/---

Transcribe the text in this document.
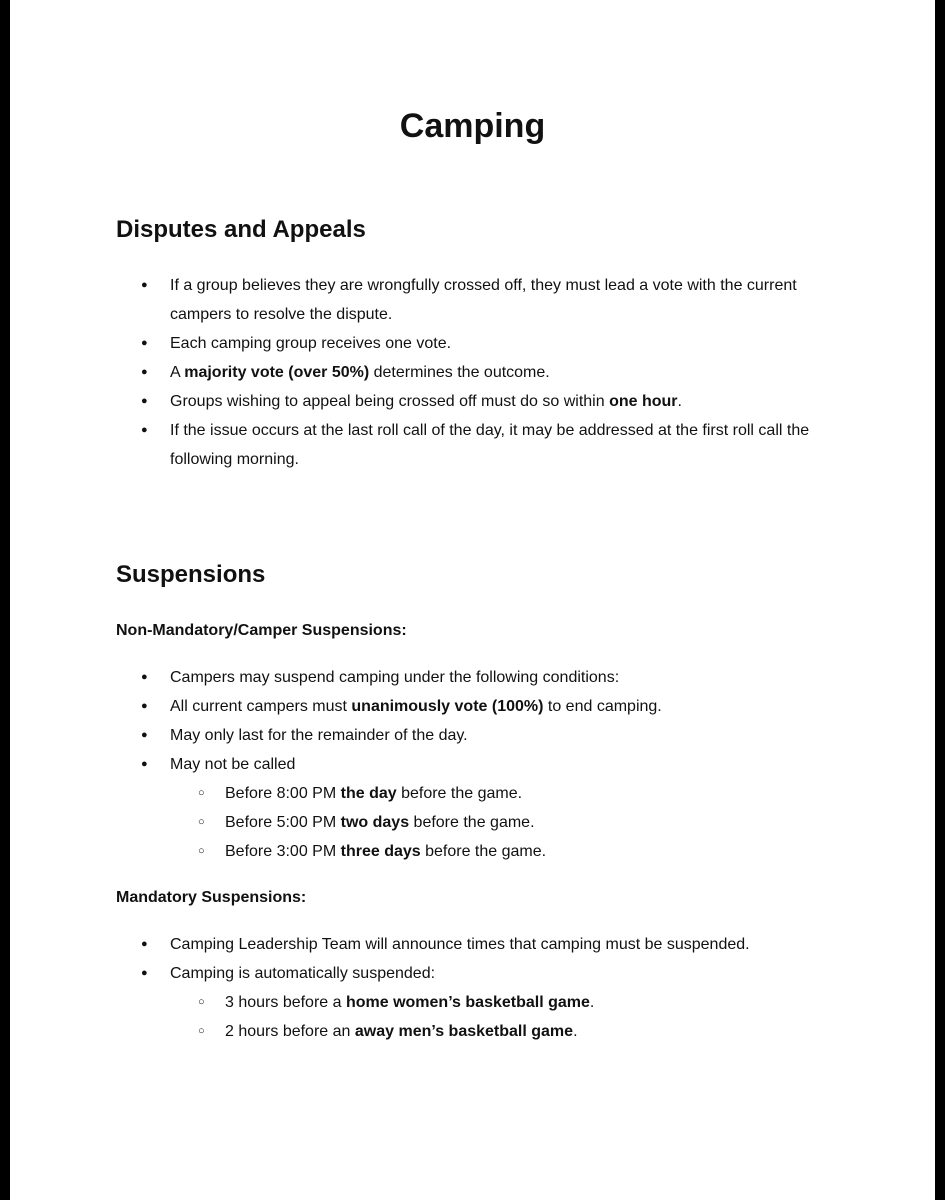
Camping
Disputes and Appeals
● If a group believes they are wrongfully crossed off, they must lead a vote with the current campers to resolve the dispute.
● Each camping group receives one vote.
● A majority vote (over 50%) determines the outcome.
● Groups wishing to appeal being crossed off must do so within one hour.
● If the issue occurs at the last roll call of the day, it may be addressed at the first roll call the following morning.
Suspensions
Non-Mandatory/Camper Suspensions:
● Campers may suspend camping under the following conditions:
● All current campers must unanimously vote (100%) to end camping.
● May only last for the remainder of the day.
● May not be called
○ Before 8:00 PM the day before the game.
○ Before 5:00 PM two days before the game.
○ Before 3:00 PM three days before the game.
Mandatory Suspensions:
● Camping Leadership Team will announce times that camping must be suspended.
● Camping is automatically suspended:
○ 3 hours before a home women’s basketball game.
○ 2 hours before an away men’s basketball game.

\---

* What you should do
State how many lines of the records above contain the word "vote", giving only that number.

* Result below
4